### JOB:
Starting at the line that contains "What does this", quote every line through the end of the entries, word for word, skipping the pictures.

### INPUT MATERIAL:
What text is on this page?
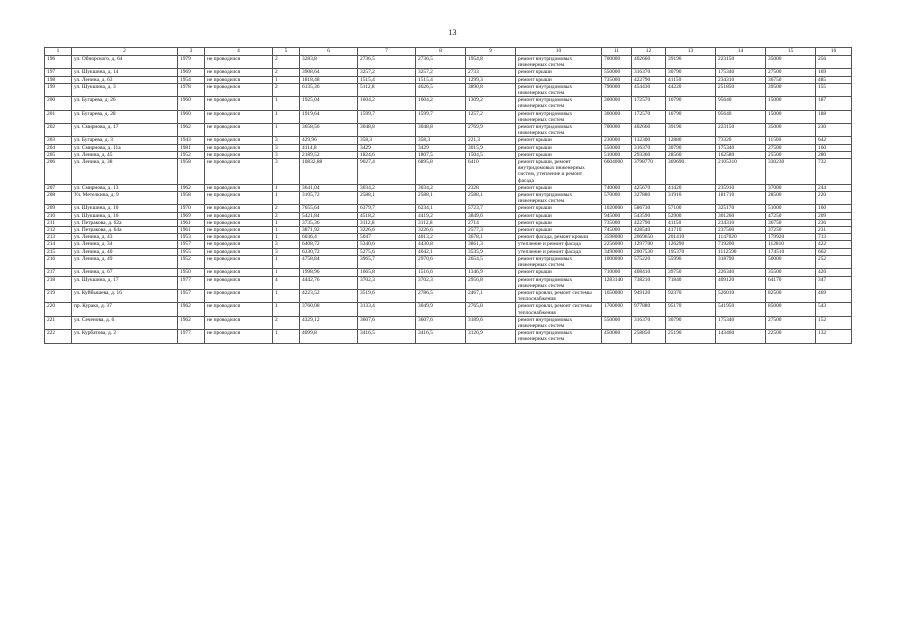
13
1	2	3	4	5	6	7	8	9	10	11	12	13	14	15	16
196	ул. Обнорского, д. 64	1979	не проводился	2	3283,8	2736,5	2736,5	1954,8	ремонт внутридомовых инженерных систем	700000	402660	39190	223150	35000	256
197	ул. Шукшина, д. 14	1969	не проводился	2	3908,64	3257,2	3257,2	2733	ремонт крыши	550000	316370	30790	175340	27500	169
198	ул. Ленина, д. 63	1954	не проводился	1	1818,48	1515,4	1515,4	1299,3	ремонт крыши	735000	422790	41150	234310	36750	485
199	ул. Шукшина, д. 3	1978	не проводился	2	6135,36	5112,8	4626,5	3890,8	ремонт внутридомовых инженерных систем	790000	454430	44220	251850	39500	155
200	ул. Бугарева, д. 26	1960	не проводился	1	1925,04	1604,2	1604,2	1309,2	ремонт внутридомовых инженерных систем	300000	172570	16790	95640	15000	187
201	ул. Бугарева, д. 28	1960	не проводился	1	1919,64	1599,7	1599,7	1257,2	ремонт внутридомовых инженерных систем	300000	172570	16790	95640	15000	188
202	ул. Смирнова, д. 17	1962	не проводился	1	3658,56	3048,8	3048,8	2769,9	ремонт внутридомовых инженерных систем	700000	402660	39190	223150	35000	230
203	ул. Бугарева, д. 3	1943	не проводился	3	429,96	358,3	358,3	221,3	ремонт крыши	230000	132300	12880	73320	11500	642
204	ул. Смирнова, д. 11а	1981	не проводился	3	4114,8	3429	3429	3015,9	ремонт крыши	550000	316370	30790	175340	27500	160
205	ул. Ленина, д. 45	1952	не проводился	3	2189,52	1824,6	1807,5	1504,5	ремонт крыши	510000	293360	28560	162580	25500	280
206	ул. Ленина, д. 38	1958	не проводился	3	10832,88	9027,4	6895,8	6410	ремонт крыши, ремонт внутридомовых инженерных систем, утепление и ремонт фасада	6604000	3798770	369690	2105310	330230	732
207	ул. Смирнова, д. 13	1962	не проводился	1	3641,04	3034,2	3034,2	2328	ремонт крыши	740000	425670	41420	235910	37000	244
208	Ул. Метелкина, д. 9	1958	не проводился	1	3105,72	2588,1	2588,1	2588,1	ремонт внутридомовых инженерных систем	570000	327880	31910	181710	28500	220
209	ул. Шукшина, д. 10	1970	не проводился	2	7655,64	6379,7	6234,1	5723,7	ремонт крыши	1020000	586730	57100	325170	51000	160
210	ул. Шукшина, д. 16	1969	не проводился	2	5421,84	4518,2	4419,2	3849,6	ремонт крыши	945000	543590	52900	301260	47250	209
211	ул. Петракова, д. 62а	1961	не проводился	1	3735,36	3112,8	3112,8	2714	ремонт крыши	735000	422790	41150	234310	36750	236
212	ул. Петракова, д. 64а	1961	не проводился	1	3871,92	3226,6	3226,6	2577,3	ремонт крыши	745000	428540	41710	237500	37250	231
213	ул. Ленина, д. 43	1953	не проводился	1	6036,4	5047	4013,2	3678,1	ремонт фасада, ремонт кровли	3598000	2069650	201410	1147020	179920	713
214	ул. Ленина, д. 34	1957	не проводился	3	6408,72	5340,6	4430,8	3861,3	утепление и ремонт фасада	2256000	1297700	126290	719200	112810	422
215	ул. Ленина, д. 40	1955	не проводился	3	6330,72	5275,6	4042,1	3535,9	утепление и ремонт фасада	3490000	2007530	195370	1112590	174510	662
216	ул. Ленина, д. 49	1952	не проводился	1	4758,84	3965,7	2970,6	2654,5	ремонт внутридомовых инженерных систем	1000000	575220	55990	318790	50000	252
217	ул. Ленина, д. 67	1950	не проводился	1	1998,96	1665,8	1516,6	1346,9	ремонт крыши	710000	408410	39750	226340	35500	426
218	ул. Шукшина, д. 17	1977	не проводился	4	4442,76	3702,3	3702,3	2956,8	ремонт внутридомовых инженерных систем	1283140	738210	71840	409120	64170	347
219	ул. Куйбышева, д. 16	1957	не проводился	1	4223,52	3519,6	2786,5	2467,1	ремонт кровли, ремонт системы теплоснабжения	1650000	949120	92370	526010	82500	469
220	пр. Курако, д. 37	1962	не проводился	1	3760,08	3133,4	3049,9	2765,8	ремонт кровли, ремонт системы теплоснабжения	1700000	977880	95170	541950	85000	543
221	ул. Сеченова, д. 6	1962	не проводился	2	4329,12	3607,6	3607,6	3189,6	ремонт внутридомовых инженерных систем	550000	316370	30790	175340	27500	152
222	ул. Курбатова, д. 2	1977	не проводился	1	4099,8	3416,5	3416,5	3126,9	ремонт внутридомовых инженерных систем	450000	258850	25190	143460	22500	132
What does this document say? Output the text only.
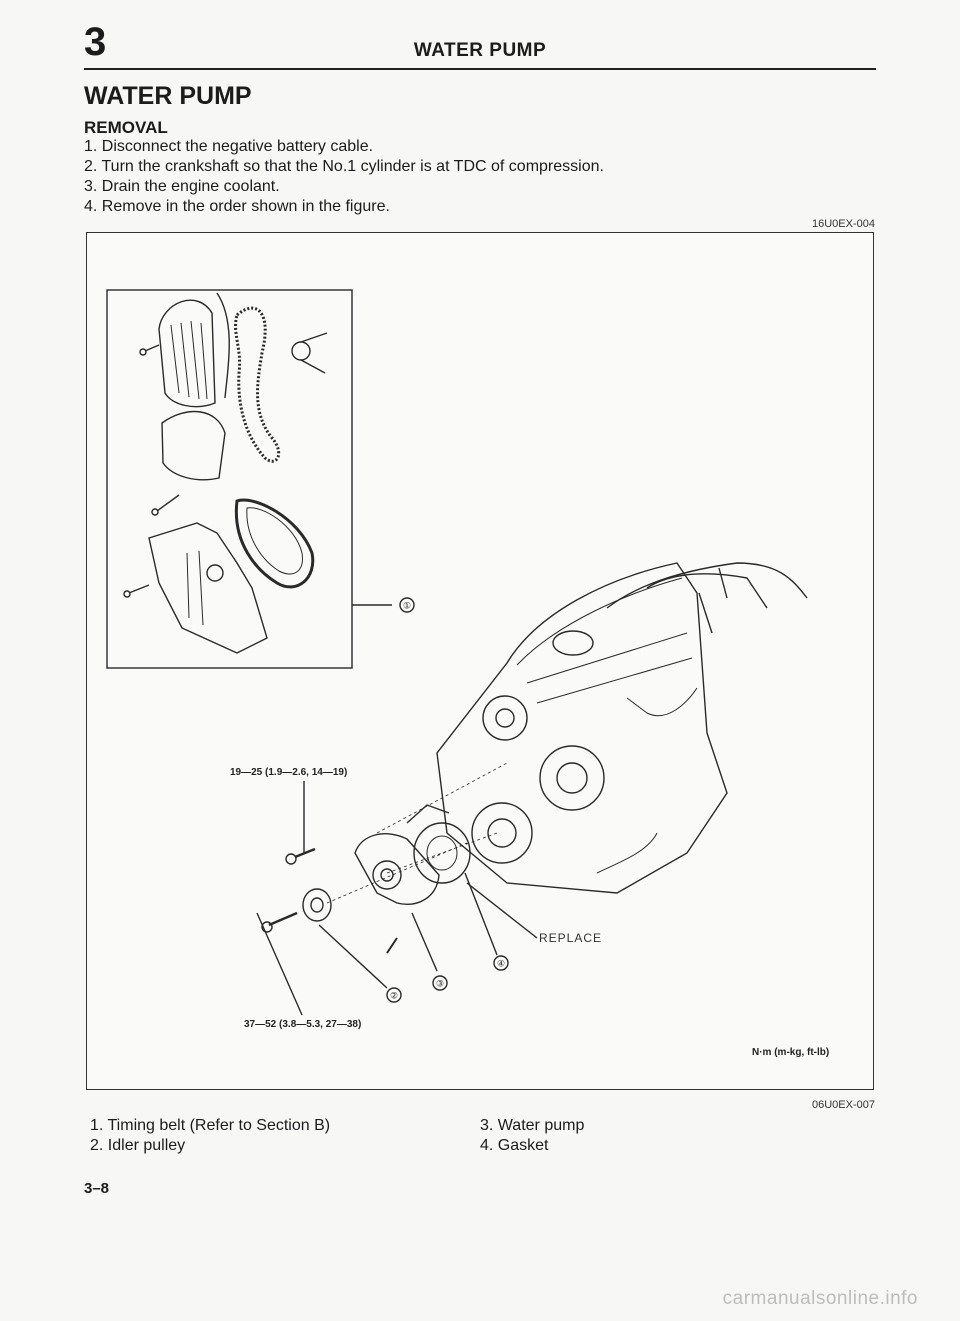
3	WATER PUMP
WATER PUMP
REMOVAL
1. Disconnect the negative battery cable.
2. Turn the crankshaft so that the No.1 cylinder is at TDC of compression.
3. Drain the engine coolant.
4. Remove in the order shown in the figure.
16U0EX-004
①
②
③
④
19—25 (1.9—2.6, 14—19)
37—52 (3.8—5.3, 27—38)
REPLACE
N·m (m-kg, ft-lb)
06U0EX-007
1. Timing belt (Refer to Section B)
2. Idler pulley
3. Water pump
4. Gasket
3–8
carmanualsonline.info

### ANSWER TO THIS PROBLEM:
What does this document say? Output the text only.
3	WATER PUMP
WATER PUMP
REMOVAL
1. Disconnect the negative battery cable.
2. Turn the crankshaft so that the No.1 cylinder is at TDC of compression.
3. Drain the engine coolant.
4. Remove in the order shown in the figure.
16U0EX-004
①
②
③
④
19—25 (1.9—2.6, 14—19)
37—52 (3.8—5.3, 27—38)
REPLACE
N·m (m-kg, ft-lb)
06U0EX-007
1. Timing belt (Refer to Section B)
2. Idler pulley
3. Water pump
4. Gasket
3–8
carmanualsonline.info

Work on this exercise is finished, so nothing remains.